→ EXTRACTED ENTRIES
---+---

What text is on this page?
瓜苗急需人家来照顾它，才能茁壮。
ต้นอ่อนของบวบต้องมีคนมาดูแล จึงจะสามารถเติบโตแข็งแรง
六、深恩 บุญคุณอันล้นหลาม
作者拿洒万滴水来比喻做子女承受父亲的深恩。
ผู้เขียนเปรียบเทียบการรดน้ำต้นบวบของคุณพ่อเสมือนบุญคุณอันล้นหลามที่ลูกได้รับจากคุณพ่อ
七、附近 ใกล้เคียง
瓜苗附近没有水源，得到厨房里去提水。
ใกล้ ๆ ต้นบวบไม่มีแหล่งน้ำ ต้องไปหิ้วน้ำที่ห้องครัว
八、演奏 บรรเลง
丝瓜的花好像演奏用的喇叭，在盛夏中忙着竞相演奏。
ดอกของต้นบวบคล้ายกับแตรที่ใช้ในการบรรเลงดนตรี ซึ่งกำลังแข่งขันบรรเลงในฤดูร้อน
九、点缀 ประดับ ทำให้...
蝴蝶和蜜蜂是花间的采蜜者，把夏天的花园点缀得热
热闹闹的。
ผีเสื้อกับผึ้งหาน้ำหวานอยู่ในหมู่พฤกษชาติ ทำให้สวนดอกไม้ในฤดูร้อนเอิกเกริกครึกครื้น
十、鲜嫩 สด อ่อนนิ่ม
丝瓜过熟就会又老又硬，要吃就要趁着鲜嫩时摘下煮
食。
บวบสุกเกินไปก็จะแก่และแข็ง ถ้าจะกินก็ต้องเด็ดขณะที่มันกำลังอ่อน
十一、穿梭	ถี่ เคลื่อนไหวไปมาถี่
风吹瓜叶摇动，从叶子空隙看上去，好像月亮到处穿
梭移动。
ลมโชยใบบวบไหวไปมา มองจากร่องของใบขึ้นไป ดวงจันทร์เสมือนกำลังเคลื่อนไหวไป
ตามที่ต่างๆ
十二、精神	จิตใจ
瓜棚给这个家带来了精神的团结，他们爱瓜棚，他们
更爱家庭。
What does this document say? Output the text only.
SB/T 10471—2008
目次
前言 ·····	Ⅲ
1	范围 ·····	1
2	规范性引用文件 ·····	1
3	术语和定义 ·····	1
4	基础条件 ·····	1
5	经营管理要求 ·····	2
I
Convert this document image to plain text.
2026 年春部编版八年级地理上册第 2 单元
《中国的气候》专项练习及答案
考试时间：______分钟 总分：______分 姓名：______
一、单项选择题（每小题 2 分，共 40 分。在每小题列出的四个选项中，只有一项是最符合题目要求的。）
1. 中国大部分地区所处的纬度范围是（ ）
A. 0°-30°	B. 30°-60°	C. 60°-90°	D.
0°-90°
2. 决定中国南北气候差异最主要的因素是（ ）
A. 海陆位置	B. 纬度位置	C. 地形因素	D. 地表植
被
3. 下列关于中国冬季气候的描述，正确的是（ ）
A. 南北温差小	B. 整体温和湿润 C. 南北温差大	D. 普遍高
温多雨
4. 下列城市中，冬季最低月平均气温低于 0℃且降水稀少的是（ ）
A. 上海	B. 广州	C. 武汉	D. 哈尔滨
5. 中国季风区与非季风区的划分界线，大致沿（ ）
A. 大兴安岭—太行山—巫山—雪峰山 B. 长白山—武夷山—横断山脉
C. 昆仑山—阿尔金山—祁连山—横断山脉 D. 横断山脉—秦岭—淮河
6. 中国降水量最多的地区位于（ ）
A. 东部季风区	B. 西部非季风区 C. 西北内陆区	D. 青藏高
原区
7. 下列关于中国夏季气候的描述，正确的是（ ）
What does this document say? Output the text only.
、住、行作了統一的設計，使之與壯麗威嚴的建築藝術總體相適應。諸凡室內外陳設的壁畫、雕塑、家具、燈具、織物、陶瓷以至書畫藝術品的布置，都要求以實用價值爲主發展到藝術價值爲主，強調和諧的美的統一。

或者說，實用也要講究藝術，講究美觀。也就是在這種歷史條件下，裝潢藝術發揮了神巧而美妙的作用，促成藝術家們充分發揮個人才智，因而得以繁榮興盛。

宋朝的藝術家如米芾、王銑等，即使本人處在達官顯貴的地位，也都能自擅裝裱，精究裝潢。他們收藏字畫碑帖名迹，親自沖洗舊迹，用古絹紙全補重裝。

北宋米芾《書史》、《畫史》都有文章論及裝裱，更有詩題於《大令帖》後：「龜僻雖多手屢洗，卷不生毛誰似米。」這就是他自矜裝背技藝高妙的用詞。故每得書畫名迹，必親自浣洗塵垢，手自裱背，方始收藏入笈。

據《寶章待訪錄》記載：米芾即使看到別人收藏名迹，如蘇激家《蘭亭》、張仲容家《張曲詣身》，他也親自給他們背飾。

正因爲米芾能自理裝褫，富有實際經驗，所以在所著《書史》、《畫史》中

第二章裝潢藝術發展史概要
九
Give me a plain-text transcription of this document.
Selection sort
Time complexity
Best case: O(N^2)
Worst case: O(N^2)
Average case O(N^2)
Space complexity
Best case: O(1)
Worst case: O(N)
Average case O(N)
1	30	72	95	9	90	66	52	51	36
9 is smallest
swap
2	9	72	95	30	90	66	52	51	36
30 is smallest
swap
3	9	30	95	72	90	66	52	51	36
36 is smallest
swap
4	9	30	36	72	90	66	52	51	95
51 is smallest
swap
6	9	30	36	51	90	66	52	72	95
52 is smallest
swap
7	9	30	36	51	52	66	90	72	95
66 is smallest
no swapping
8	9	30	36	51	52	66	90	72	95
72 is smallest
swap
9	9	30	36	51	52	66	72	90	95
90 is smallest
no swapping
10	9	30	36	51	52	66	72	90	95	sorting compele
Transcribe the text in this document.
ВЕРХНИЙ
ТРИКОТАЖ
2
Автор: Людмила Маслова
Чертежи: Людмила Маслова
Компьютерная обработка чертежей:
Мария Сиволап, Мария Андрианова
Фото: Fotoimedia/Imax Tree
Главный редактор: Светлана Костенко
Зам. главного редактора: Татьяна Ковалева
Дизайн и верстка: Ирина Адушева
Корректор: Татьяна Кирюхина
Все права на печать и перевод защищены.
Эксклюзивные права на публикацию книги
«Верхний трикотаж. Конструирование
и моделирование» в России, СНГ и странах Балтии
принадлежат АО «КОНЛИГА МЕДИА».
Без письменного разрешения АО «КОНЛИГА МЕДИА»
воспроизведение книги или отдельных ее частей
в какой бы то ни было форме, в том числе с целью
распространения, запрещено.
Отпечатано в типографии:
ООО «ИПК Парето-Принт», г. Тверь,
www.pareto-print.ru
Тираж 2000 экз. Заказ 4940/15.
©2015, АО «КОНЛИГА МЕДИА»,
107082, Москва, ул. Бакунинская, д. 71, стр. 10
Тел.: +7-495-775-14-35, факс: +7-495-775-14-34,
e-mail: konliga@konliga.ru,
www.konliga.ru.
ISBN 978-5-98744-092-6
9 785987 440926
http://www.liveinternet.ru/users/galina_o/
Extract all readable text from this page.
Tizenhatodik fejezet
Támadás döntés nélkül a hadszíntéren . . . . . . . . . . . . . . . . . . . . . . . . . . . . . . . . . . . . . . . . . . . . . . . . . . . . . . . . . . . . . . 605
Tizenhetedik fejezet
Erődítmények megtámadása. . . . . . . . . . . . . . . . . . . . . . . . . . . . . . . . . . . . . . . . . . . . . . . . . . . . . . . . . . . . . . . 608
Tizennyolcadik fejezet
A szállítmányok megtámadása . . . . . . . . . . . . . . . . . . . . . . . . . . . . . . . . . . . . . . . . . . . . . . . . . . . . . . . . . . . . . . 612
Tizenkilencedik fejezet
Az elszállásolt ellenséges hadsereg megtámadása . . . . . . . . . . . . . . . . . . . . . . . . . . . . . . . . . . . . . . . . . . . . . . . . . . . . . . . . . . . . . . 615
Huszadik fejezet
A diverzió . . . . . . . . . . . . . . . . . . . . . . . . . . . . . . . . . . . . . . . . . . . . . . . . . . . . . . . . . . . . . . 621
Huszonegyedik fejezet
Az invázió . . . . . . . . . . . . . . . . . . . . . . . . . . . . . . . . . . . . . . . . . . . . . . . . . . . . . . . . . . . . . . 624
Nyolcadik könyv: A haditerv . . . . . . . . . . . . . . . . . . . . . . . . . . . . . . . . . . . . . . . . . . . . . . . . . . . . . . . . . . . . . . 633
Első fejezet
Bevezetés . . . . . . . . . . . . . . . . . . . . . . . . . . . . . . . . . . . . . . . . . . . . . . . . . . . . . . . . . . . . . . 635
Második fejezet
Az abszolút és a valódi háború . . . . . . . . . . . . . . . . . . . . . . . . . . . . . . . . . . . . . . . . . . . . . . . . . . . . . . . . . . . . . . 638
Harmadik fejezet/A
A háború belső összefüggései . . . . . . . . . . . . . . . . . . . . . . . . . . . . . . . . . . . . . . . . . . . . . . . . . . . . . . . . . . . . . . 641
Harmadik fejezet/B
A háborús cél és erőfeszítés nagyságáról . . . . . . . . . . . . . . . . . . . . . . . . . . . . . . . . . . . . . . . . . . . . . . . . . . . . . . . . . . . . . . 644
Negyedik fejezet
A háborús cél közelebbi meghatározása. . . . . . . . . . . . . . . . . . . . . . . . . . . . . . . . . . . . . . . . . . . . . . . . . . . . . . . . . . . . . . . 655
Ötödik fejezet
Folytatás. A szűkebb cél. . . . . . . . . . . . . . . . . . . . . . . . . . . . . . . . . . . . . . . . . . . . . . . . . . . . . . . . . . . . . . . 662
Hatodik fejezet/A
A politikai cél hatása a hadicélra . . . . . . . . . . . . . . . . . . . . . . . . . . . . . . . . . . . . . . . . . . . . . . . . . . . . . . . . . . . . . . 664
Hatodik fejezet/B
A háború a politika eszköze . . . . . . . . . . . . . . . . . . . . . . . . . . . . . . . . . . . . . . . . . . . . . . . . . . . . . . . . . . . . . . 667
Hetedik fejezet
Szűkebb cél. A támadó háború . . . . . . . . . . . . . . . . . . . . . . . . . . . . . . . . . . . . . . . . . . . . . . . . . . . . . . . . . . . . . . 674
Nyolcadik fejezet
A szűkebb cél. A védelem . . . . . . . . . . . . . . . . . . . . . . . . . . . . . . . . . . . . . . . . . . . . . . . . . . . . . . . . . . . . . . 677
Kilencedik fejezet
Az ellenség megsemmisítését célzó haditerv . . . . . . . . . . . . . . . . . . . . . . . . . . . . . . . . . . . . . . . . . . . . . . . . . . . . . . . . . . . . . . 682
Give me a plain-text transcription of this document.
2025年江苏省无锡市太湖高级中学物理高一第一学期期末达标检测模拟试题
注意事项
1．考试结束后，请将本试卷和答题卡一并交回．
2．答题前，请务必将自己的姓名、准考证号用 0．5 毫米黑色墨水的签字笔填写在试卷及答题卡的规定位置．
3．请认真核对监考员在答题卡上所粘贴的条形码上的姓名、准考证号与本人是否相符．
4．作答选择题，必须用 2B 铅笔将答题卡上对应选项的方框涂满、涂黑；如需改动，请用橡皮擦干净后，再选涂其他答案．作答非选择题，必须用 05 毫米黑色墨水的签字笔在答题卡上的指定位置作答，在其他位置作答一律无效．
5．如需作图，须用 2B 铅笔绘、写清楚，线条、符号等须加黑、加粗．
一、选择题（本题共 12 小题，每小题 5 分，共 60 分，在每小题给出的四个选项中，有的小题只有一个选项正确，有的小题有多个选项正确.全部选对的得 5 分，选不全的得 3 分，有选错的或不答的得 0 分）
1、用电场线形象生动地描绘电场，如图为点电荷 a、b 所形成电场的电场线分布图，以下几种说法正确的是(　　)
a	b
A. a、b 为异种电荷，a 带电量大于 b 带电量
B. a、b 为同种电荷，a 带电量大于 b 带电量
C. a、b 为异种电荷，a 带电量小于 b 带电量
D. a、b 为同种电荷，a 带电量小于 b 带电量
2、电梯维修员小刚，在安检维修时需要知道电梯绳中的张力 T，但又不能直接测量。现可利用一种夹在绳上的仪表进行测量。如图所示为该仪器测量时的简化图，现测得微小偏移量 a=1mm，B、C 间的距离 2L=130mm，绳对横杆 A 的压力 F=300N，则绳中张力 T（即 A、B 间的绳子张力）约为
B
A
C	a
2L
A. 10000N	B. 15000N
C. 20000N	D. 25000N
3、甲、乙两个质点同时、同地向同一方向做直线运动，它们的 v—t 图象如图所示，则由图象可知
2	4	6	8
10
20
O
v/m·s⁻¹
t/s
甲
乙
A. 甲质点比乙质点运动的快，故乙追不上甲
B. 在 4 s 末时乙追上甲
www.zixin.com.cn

---+---

→ OBJECTIVE
Pull out each line of the entries that contains "this".

→ OUTPUT OF THE TASK
What text is on this page?
What does this document say? Output the text only.
Convert this document image to plain text.
What does this document say? Output the text only.
Give me a plain-text transcription of this document.
Transcribe the text in this document.
Extract all readable text from this page.
Give me a plain-text transcription of this document.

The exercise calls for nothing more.